Provided records:
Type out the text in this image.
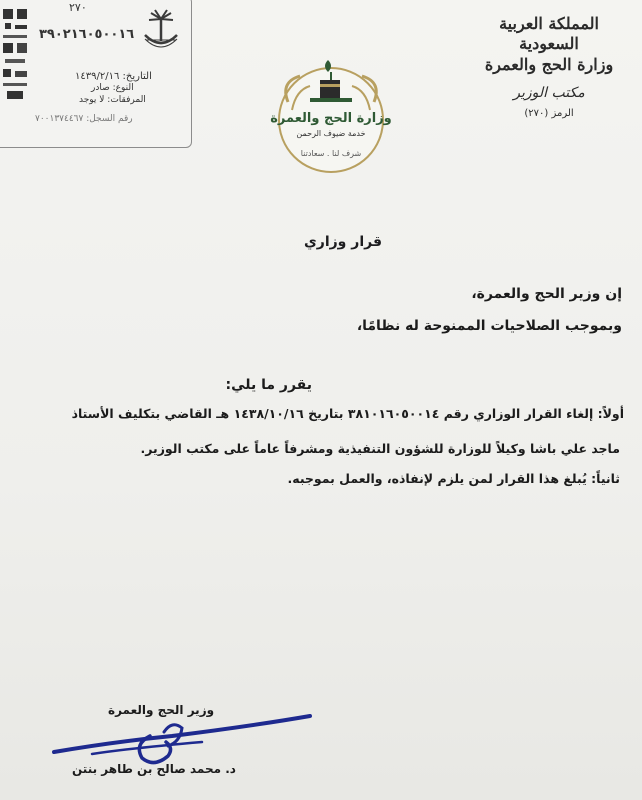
٢٧٠
٣٩٠٢١٦٠٥٠٠١٦
التاريخ: ١٤٣٩/٢/١٦
النوع: صادر
المرفقات: لا يوجد
رقم السجل: ٧٠٠١٣٧٤٤٦٧
المملكة العربية السعودية
وزارة الحج والعمرة
مكتب الوزير
الرمز (٢٧٠)
وزارة الحج والعمرة
خدمة ضيوف الرحمن
شرف لنا . سعادتنا
قرار وزاري
إن وزير الحج والعمرة،
وبموجب الصلاحيات الممنوحة له نظامًا،
يقرر ما يلي:
أولاً: إلغاء القرار الوزاري رقم ٣٨١٠١٦٠٥٠٠١٤ بتاريخ ١٤٣٨/١٠/١٦ هـ القاضي بتكليف الأستاذ
ماجد علي باشا وكيلاً للوزارة للشؤون التنفيذية ومشرفاً عاماً على مكتب الوزير.
ثانياً: يُبلغ هذا القرار لمن يلزم لإنفاذه، والعمل بموجبه.
وزير الحج والعمرة
د. محمد صالح بن طاهر بنتن
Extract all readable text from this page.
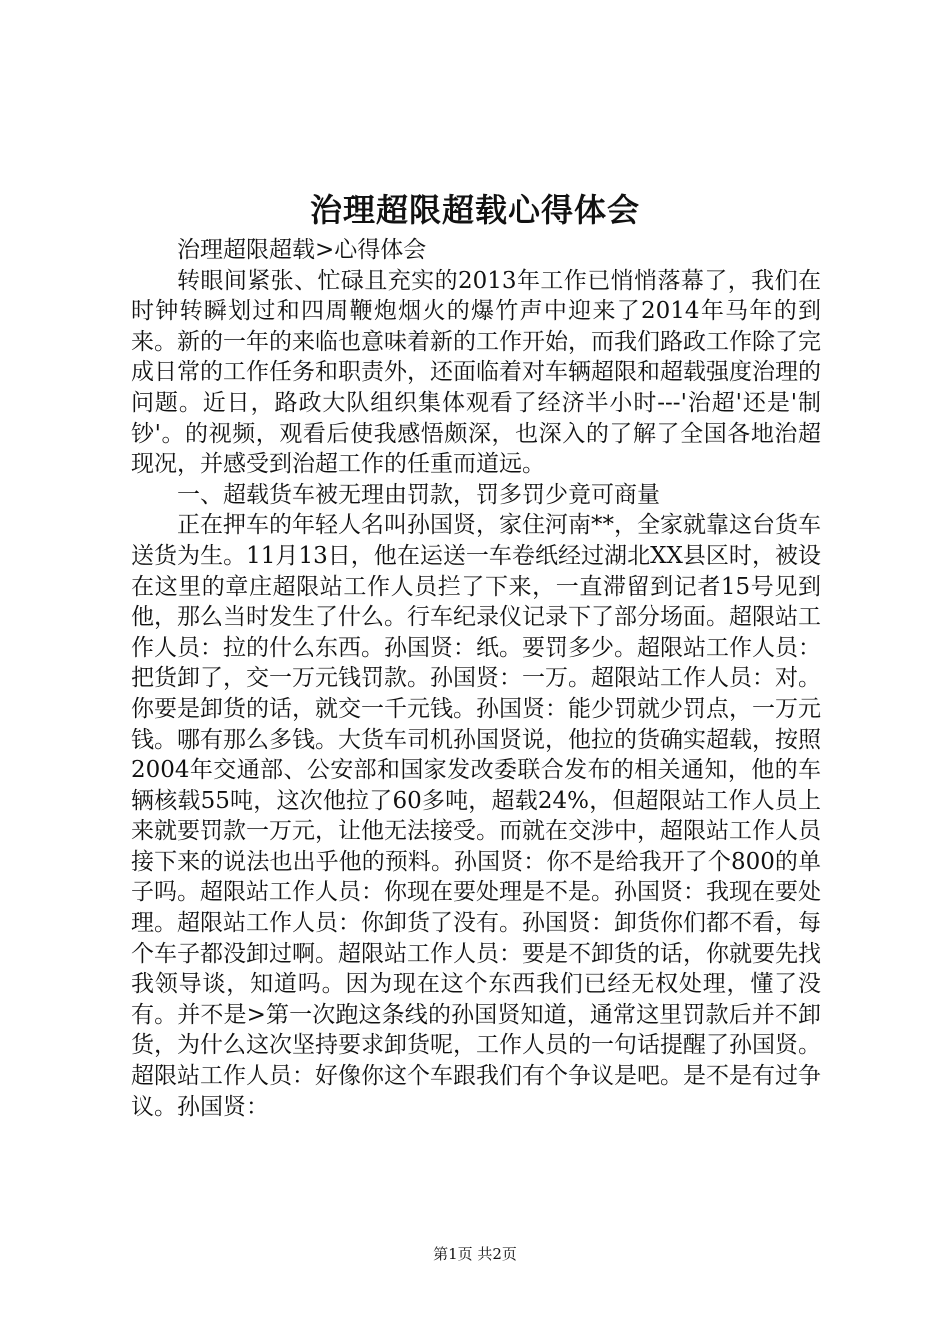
治理超限超载心得体会

治理超限超载>心得体会

转眼间紧张、忙碌且充实的2013年工作已悄悄落幕了，我们在时钟转瞬划过和四周鞭炮烟火的爆竹声中迎来了2014年马年的到来。新的一年的来临也意味着新的工作开始，而我们路政工作除了完成日常的工作任务和职责外，还面临着对车辆超限和超载强度治理的问题。近日，路政大队组织集体观看了经济半小时---'治超'还是'制钞'。的视频，观看后使我感悟颇深，也深入的了解了全国各地治超现况，并感受到治超工作的任重而道远。

一、超载货车被无理由罚款，罚多罚少竟可商量

正在押车的年轻人名叫孙国贤，家住河南**，全家就靠这台货车送货为生。11月13日，他在运送一车卷纸经过湖北XX县区时，被设在这里的章庄超限站工作人员拦了下来，一直滞留到记者15号见到他，那么当时发生了什么。行车纪录仪记录下了部分场面。超限站工作人员：拉的什么东西。孙国贤：纸。要罚多少。超限站工作人员：把货卸了，交一万元钱罚款。孙国贤：一万。超限站工作人员：对。你要是卸货的话，就交一千元钱。孙国贤：能少罚就少罚点，一万元钱。哪有那么多钱。大货车司机孙国贤说，他拉的货确实超载，按照2004年交通部、公安部和国家发改委联合发布的相关通知，他的车辆核载55吨，这次他拉了60多吨，超载24%，但超限站工作人员上来就要罚款一万元，让他无法接受。而就在交涉中，超限站工作人员接下来的说法也出乎他的预料。孙国贤：你不是给我开了个800的单子吗。超限站工作人员：你现在要处理是不是。孙国贤：我现在要处理。超限站工作人员：你卸货了没有。孙国贤：卸货你们都不看，每个车子都没卸过啊。超限站工作人员：要是不卸货的话，你就要先找我领导谈，知道吗。因为现在这个东西我们已经无权处理，懂了没有。并不是>第一次跑这条线的孙国贤知道，通常这里罚款后并不卸货，为什么这次坚持要求卸货呢，工作人员的一句话提醒了孙国贤。超限站工作人员：好像你这个车跟我们有个争议是吧。是不是有过争议。孙国贤：

第1页 共2页
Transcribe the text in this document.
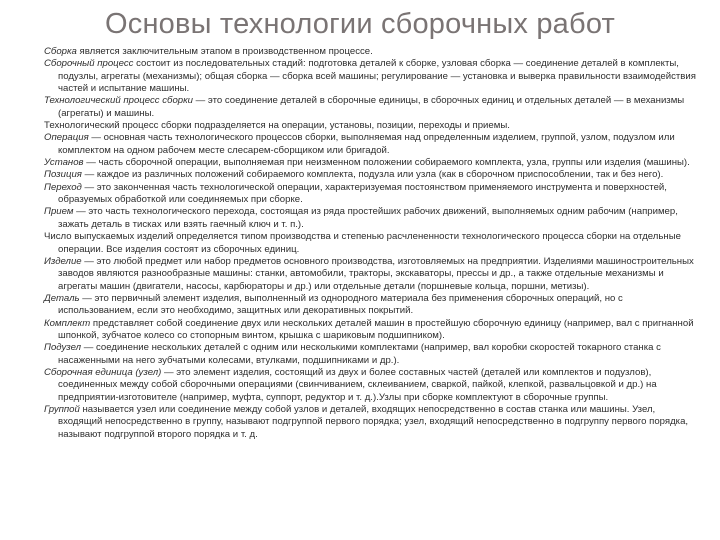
Основы технологии сборочных работ

Сборка является заключительным этапом в производственном процессе.

Сборочный процесс состоит из последовательных стадий: подготовка деталей к сборке, узловая сборка — соединение деталей в комплекты, подузлы, агрегаты (механизмы); общая сборка — сборка всей машины; регулирование — установка и выверка правильности взаимодействия частей и испытание машины.

Технологический процесс сборки — это соединение деталей в сборочные единицы, в сборочных единиц и отдельных деталей — в механизмы (агрегаты) и машины.

Технологический процесс сборки подразделяется на операции, установы, позиции, переходы и приемы.

Операция — основная часть технологического процессов сборки, выполняемая над определенным изделием, группой, узлом, подузлом или комплектом на одном рабочем месте слесарем-сборщиком или бригадой.

Установ — часть сборочной операции, выполняемая при неизменном положении собираемого комплекта, узла, группы или изделия (машины).

Позиция — каждое из различных положений собираемого комплекта, подузла или узла (как в сборочном приспособлении, так и без него).

Переход — это законченная часть технологической операции, характеризуемая постоянством применяемого инструмента и поверхностей, образуемых обработкой или соединяемых при сборке.

Прием — это часть технологического перехода, состоящая из ряда простейших рабочих движений, выполняемых одним рабочим (например, зажать деталь в тисках или взять гаечный ключ и т. п.).

Число выпускаемых изделий определяется типом производства и степенью расчлененности технологического процесса сборки на отдельные операции. Все изделия состоят из сборочных единиц.

Изделие — это любой предмет или набор предметов основного производства, изготовляемых на предприятии. Изделиями машиностроительных заводов являются разнообразные машины: станки, автомобили, тракторы, экскаваторы, прессы и др., а также отдельные механизмы и агрегаты машин (двигатели, насосы, карбюраторы и др.) или отдельные детали (поршневые кольца, поршни, метизы).

Деталь — это первичный элемент изделия, выполненный из однородного материала без применения сборочных операций, но с использованием, если это необходимо, защитных или декоративных покрытий.

Комплект представляет собой соединение двух или нескольких деталей машин в простейшую сборочную единицу (например, вал с пригнанной шпонкой, зубчатое колесо со стопорным винтом, крышка с шариковым подшипником).

Подузел — соединение нескольких деталей с одним или несколькими комплектами (например, вал коробки скоростей токарного станка с насаженными на него зубчатыми колесами, втулками, подшипниками и др.).

Сборочная единица (узел) — это элемент изделия, состоящий из двух и более составных частей (деталей или комплектов и подузлов), соединенных между собой сборочными операциями (свинчиванием, склеиванием, сваркой, пайкой, клепкой, развальцовкой и др.) на предприятии-изготовителе (например, муфта, суппорт, редуктор и т. д.).Узлы при сборке комплектуют в сборочные группы.

Группой называется узел или соединение между собой узлов и деталей, входящих непосредственно в состав станка или машины. Узел, входящий непосредственно в группу, называют подгруппой первого порядка; узел, входящий непосредственно в подгруппу первого порядка, называют подгруппой второго порядка и т. д.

Exercise details:
Show each line holding the word "например".

Completed exercise:
Прием — это часть технологического перехода, состоящая из ряда простейших рабочих движений, выполняемых одним рабочим (например, зажать деталь в тисках или взять гаечный ключ и т. п.).
Комплект представляет собой соединение двух или нескольких деталей машин в простейшую сборочную единицу (например, вал с пригнанной шпонкой, зубчатое колесо со стопорным винтом, крышка с шариковым подшипником).
Подузел — соединение нескольких деталей с одним или несколькими комплектами (например, вал коробки скоростей токарного станка с насаженными на него зубчатыми колесами, втулками, подшипниками и др.).
Сборочная единица (узел) — это элемент изделия, состоящий из двух и более составных частей (деталей или комплектов и подузлов), соединенных между собой сборочными операциями (свинчиванием, склеиванием, сваркой, пайкой, клепкой, развальцовкой и др.) на предприятии-изготовителе (например, муфта, суппорт, редуктор и т. д.).Узлы при сборке комплектуют в сборочные группы.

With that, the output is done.